[Rows from a dataset]
··········

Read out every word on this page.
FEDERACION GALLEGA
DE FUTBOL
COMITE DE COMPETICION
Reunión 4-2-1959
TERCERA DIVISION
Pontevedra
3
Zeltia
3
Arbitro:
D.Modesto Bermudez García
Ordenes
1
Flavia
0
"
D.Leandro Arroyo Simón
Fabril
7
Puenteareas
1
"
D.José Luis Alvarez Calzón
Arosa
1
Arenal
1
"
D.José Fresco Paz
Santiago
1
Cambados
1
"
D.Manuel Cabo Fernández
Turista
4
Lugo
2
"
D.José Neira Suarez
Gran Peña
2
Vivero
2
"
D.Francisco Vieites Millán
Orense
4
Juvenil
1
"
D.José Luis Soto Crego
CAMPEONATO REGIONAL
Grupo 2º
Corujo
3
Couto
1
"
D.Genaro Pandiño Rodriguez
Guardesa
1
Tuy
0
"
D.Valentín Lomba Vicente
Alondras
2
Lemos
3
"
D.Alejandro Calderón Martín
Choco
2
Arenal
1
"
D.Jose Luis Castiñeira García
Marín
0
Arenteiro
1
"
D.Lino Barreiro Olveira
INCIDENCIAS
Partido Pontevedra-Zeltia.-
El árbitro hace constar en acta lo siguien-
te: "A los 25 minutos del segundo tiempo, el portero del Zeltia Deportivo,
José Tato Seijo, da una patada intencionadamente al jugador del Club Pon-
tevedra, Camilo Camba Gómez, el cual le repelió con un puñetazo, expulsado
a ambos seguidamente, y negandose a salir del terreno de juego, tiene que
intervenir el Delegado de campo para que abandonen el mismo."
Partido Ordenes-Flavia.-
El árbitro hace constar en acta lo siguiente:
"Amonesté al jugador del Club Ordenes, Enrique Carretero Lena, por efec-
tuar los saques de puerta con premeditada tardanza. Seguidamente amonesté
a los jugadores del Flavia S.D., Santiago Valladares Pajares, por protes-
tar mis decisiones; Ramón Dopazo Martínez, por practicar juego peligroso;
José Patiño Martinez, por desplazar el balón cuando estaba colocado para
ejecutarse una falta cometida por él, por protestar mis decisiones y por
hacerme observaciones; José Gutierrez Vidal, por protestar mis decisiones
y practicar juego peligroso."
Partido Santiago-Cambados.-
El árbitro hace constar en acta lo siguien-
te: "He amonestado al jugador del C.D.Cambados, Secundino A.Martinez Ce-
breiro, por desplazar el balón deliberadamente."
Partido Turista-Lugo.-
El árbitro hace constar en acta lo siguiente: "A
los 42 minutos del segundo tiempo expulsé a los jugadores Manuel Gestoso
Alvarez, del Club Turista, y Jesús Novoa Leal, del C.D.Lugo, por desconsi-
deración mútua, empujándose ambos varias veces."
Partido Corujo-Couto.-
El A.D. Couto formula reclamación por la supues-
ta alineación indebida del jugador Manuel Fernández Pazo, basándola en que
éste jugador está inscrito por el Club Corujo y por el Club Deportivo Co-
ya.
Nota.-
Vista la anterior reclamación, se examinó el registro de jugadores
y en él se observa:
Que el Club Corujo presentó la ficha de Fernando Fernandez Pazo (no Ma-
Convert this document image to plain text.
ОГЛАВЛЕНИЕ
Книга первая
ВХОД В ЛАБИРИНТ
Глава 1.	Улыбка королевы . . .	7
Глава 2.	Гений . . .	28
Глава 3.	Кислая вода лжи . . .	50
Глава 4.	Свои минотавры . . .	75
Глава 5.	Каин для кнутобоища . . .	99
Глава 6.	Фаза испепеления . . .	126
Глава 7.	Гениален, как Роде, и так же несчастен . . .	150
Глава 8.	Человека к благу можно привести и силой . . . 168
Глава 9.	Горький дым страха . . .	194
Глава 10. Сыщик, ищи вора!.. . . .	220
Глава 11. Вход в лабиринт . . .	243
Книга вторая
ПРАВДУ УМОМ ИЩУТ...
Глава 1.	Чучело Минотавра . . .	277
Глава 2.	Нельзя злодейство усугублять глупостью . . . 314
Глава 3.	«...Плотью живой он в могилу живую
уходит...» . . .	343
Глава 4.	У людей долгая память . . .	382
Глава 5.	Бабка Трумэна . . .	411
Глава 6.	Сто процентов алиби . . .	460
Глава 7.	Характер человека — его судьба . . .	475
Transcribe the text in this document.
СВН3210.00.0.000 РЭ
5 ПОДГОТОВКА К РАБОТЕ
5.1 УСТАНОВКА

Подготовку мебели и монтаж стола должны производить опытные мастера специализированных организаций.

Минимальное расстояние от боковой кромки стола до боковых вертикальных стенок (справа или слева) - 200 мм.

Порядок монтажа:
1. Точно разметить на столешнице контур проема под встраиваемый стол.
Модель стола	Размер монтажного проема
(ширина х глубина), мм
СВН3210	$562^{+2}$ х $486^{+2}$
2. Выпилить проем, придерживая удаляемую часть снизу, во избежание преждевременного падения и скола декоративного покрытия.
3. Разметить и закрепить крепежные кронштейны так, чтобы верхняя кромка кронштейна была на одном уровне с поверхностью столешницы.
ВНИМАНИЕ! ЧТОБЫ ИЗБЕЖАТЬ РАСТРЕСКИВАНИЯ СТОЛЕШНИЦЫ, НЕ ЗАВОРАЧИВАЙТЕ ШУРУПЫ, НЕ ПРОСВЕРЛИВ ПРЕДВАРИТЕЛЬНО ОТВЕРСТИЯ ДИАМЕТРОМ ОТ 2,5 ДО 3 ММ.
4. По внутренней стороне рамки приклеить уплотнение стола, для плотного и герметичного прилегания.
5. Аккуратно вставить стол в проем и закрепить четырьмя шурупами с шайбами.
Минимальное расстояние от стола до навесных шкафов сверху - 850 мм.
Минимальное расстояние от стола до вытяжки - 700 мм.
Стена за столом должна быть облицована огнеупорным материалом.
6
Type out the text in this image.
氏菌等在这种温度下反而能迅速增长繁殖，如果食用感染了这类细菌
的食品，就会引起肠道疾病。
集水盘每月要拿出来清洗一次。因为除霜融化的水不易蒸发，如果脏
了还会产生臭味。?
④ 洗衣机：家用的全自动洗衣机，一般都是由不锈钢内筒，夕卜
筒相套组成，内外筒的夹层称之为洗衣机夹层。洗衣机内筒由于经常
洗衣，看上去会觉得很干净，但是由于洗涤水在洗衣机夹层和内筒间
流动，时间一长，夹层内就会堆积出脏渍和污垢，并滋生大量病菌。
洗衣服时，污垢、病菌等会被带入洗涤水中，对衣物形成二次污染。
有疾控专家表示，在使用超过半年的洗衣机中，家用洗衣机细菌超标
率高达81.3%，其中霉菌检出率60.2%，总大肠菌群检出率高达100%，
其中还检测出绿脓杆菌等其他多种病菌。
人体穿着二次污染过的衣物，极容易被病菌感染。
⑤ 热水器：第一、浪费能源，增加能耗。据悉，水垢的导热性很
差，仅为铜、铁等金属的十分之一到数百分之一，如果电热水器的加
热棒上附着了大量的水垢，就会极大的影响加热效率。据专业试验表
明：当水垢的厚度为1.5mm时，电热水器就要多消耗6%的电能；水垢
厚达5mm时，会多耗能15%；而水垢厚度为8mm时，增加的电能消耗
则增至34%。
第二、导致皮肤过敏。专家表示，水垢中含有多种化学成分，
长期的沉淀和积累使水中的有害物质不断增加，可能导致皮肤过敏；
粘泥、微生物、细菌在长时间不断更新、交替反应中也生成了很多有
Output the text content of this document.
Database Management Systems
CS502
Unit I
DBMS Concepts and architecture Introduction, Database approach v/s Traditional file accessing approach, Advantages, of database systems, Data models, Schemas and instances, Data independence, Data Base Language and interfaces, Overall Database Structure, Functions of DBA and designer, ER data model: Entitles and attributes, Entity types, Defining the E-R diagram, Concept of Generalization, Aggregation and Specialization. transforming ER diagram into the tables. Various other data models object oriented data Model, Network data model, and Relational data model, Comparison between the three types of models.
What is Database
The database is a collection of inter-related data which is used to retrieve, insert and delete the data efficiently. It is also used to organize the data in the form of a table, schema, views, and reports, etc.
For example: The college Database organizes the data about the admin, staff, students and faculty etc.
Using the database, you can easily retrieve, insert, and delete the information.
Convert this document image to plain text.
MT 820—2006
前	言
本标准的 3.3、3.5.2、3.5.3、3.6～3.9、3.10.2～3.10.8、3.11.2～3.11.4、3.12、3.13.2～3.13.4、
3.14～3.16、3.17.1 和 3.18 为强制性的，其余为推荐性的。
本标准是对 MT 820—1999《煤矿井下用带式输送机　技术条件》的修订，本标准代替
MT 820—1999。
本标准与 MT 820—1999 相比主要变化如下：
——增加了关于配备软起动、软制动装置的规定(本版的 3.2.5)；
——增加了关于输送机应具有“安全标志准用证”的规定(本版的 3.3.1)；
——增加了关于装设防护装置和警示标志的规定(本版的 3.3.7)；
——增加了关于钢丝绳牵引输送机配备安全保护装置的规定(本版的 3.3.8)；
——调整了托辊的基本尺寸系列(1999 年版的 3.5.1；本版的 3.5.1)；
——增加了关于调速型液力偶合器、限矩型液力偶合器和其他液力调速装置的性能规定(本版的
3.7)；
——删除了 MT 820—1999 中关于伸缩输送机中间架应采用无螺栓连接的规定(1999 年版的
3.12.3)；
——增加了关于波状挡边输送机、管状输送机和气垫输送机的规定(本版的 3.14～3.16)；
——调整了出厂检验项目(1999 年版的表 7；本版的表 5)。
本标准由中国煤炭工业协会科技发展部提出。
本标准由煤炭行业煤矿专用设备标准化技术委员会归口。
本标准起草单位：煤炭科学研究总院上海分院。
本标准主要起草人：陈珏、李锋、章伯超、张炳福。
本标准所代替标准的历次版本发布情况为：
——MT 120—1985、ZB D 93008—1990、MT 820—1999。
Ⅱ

··········

> **WORK TO COMPLETE**
Copy out each line of the entries that holds "Club".

> **SOLUTION TO THE PROBLEM**
José Tato Seijo, da una patada intencionadamente al jugador del Club Pon-
"Amonesté al jugador del Club Ordenes, Enrique Carretero Lena, por efec-
Alvarez, del Club Turista, y Jesús Novoa Leal, del C.D.Lugo, por desconsi-
éste jugador está inscrito por el Club Corujo y por el Club Deportivo Co-
Que el Club Corujo presentó la ficha de Fernando Fernandez Pazo (no Ma-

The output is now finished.